--- Prompt ---
Identify, in the records below, every line where the string "other" appears, and copy each such line.

--- Entries from a visual dataset ---
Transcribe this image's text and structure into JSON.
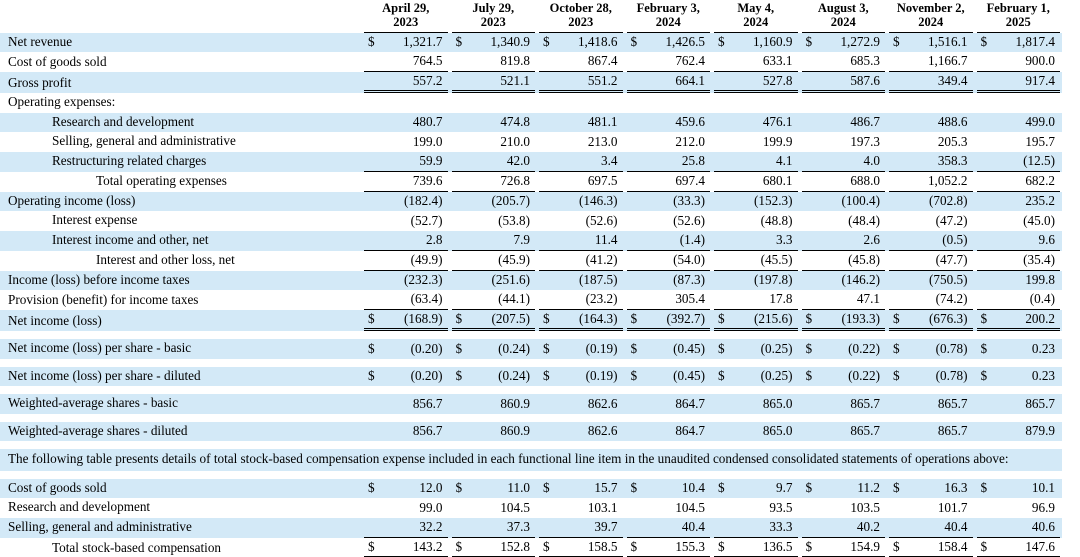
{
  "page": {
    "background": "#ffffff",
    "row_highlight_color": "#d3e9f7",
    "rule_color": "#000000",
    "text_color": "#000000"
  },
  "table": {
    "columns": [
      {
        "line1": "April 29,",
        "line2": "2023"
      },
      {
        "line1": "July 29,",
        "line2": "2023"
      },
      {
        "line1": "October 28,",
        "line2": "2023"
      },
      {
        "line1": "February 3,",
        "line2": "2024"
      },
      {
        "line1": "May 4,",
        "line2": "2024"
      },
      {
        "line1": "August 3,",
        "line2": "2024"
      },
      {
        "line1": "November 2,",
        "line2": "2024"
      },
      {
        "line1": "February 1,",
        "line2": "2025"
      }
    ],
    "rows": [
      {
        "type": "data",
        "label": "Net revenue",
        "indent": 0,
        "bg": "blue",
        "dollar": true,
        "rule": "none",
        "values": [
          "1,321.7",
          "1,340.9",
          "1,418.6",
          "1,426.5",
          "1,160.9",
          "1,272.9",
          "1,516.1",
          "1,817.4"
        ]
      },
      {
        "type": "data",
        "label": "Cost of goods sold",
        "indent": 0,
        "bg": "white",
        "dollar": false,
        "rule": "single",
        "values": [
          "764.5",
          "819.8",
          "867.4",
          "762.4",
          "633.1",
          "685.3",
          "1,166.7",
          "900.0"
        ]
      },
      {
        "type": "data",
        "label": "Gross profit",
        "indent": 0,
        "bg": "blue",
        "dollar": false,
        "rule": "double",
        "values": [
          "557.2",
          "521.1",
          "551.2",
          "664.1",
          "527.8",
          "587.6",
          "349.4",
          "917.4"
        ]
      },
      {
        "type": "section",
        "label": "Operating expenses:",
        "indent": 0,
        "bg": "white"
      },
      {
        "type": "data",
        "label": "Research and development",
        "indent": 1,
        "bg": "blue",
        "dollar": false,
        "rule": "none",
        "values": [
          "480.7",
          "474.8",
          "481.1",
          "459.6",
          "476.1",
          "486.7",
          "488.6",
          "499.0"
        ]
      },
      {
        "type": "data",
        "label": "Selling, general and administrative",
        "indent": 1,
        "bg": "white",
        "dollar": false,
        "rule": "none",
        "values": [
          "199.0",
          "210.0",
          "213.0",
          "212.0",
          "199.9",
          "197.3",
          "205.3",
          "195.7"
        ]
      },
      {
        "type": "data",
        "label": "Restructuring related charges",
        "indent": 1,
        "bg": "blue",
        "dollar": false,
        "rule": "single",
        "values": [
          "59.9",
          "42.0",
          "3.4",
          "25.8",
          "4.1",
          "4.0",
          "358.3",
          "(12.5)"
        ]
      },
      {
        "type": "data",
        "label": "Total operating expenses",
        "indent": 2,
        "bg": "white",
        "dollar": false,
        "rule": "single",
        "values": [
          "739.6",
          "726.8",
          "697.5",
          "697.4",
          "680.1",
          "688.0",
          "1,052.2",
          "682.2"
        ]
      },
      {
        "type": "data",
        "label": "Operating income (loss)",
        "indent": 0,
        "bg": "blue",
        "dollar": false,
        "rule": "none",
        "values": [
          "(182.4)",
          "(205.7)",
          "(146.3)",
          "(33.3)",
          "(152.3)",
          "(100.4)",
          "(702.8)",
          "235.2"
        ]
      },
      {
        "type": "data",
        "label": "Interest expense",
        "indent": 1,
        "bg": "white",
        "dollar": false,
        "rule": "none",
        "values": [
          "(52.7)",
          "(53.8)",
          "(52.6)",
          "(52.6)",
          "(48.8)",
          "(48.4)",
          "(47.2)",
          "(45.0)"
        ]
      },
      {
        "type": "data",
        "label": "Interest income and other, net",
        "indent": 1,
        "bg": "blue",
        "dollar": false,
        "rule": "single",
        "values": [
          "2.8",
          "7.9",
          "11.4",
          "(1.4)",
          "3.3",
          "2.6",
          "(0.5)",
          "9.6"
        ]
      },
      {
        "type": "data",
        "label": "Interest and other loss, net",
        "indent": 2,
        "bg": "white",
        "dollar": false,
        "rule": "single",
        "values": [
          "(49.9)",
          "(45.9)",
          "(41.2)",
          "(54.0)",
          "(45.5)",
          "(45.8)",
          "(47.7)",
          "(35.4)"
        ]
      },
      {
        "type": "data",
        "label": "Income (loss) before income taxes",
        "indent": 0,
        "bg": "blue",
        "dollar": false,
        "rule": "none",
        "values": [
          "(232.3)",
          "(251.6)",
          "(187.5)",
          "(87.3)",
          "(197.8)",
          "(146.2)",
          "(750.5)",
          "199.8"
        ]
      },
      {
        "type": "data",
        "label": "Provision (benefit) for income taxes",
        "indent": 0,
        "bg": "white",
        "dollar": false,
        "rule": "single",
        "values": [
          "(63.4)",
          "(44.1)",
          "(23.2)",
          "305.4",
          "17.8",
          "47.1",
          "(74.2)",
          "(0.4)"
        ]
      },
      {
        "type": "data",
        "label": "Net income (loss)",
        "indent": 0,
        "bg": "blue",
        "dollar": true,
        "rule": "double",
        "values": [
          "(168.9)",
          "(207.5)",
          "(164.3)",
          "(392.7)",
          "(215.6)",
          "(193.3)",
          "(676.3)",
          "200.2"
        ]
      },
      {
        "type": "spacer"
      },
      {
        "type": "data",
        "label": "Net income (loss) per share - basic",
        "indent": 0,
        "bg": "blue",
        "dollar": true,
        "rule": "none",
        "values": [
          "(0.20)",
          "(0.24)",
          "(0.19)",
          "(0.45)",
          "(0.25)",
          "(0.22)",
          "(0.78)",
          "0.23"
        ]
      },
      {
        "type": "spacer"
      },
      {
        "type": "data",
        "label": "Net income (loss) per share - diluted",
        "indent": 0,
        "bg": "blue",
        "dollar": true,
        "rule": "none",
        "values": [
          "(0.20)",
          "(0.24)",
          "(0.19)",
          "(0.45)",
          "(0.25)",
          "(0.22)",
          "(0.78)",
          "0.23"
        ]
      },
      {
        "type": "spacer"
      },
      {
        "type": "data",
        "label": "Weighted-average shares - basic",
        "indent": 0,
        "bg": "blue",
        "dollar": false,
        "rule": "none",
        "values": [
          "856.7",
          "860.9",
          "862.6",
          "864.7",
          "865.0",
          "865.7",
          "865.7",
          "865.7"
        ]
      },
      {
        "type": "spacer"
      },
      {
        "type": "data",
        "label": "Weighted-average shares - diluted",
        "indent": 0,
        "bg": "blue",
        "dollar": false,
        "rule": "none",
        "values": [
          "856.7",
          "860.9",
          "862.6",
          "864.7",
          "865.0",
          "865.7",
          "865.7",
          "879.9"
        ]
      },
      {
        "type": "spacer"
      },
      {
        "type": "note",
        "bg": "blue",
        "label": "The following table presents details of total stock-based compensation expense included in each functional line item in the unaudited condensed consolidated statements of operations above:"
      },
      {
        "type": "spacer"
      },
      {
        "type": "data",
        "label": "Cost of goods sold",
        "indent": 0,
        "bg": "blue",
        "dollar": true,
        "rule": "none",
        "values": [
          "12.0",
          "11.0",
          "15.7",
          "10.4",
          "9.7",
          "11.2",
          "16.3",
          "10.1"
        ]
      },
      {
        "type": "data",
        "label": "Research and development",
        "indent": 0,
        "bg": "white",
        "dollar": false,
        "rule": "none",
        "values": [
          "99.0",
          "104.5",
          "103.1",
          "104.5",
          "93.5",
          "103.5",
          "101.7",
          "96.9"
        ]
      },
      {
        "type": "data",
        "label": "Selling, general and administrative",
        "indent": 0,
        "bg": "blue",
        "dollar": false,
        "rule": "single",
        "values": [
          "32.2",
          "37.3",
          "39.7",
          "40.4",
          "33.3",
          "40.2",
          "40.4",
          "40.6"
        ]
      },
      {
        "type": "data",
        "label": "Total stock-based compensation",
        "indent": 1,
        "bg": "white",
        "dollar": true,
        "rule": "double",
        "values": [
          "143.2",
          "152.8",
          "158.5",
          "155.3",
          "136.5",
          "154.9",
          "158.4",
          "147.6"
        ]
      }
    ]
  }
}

--- Solved exercise ---
        "label": "Interest income and other, net",
        "label": "Interest and other loss, net",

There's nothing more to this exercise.